* What the task requires
Set down each line of the listing exactly as it reads.

* Data supplied
--- --- ---

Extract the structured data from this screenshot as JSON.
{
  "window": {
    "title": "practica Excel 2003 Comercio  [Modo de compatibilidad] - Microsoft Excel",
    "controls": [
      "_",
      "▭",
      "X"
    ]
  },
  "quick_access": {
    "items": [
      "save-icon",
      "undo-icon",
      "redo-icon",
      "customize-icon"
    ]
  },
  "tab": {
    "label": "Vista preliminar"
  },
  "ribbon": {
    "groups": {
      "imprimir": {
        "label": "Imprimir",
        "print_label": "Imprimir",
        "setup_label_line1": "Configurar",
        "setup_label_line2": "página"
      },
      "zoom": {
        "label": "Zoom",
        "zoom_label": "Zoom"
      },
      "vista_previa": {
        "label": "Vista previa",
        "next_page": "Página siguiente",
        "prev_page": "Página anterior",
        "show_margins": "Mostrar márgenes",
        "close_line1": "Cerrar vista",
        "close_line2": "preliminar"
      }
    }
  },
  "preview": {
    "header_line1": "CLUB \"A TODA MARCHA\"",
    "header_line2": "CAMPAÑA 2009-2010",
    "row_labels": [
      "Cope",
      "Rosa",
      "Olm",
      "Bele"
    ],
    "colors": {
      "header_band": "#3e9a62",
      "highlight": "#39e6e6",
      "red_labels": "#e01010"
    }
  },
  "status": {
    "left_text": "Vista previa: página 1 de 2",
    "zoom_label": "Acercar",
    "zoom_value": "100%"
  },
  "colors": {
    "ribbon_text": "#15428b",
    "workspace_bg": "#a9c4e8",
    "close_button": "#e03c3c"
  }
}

--- --- ---

* Task result
Extract the structured data from this screenshot as JSON.
{
  "window": {
    "title": "practica Excel 2003 Comercio  [Modo de compatibilidad] - Microsoft Excel",
    "controls": [
      "_",
      "▭",
      "X"
    ]
  },
  "quick_access": {
    "items": [
      "save-icon",
      "undo-icon",
      "redo-icon",
      "customize-icon"
    ]
  },
  "tab": {
    "label": "Vista preliminar"
  },
  "ribbon": {
    "groups": {
      "imprimir": {
        "label": "Imprimir",
        "print_label": "Imprimir",
        "setup_label_line1": "Configurar",
        "setup_label_line2": "página"
      },
      "zoom": {
        "label": "Zoom",
        "zoom_label": "Zoom"
      },
      "vista_previa": {
        "label": "Vista previa",
        "next_page": "Página siguiente",
        "prev_page": "Página anterior",
        "show_margins": "Mostrar márgenes",
        "close_line1": "Cerrar vista",
        "close_line2": "preliminar"
      }
    }
  },
  "preview": {
    "header_line1": "CLUB \"A TODA MARCHA\"",
    "header_line2": "CAMPAÑA 2009-2010",
    "row_labels": [
      "Cope",
      "Rosa",
      "Olm",
      "Bele"
    ],
    "colors": {
      "header_band": "#3e9a62",
      "highlight": "#39e6e6",
      "red_labels": "#e01010"
    }
  },
  "status": {
    "left_text": "Vista previa: página 1 de 2",
    "zoom_label": "Acercar",
    "zoom_value": "100%"
  },
  "colors": {
    "ribbon_text": "#15428b",
    "workspace_bg": "#a9c4e8",
    "close_button": "#e03c3c"
  }
}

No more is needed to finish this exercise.